• [AIM]
Give every entry again, word for word.

========

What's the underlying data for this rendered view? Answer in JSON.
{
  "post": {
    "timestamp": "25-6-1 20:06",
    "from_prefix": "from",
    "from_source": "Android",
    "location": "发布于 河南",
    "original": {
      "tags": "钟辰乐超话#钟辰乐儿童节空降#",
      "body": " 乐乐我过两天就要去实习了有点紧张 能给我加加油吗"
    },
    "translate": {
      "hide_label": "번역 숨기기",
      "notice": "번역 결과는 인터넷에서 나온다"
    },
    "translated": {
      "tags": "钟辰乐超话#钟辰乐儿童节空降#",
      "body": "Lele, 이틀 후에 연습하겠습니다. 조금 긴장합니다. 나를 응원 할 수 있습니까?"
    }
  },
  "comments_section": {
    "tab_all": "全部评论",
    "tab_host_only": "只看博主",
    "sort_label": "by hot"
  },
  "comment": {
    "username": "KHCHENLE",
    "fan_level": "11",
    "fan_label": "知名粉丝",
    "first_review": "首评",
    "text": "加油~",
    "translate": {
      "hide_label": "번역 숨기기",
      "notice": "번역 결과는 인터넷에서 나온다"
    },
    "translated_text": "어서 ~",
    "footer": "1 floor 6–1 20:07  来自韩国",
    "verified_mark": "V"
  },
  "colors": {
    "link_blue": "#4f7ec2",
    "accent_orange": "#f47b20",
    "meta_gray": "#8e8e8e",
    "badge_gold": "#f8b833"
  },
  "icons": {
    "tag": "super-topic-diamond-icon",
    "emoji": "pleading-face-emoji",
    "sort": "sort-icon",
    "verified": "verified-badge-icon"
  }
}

========

• [ANSWER FOR THIS EXERCISE]
What's the underlying data for this rendered view? Answer in JSON.
{
  "post": {
    "timestamp": "25-6-1 20:06",
    "from_prefix": "from",
    "from_source": "Android",
    "location": "发布于 河南",
    "original": {
      "tags": "钟辰乐超话#钟辰乐儿童节空降#",
      "body": " 乐乐我过两天就要去实习了有点紧张 能给我加加油吗"
    },
    "translate": {
      "hide_label": "번역 숨기기",
      "notice": "번역 결과는 인터넷에서 나온다"
    },
    "translated": {
      "tags": "钟辰乐超话#钟辰乐儿童节空降#",
      "body": "Lele, 이틀 후에 연습하겠습니다. 조금 긴장합니다. 나를 응원 할 수 있습니까?"
    }
  },
  "comments_section": {
    "tab_all": "全部评论",
    "tab_host_only": "只看博主",
    "sort_label": "by hot"
  },
  "comment": {
    "username": "KHCHENLE",
    "fan_level": "11",
    "fan_label": "知名粉丝",
    "first_review": "首评",
    "text": "加油~",
    "translate": {
      "hide_label": "번역 숨기기",
      "notice": "번역 결과는 인터넷에서 나온다"
    },
    "translated_text": "어서 ~",
    "footer": "1 floor 6–1 20:07  来自韩国",
    "verified_mark": "V"
  },
  "colors": {
    "link_blue": "#4f7ec2",
    "accent_orange": "#f47b20",
    "meta_gray": "#8e8e8e",
    "badge_gold": "#f8b833"
  },
  "icons": {
    "tag": "super-topic-diamond-icon",
    "emoji": "pleading-face-emoji",
    "sort": "sort-icon",
    "verified": "verified-badge-icon"
  }
}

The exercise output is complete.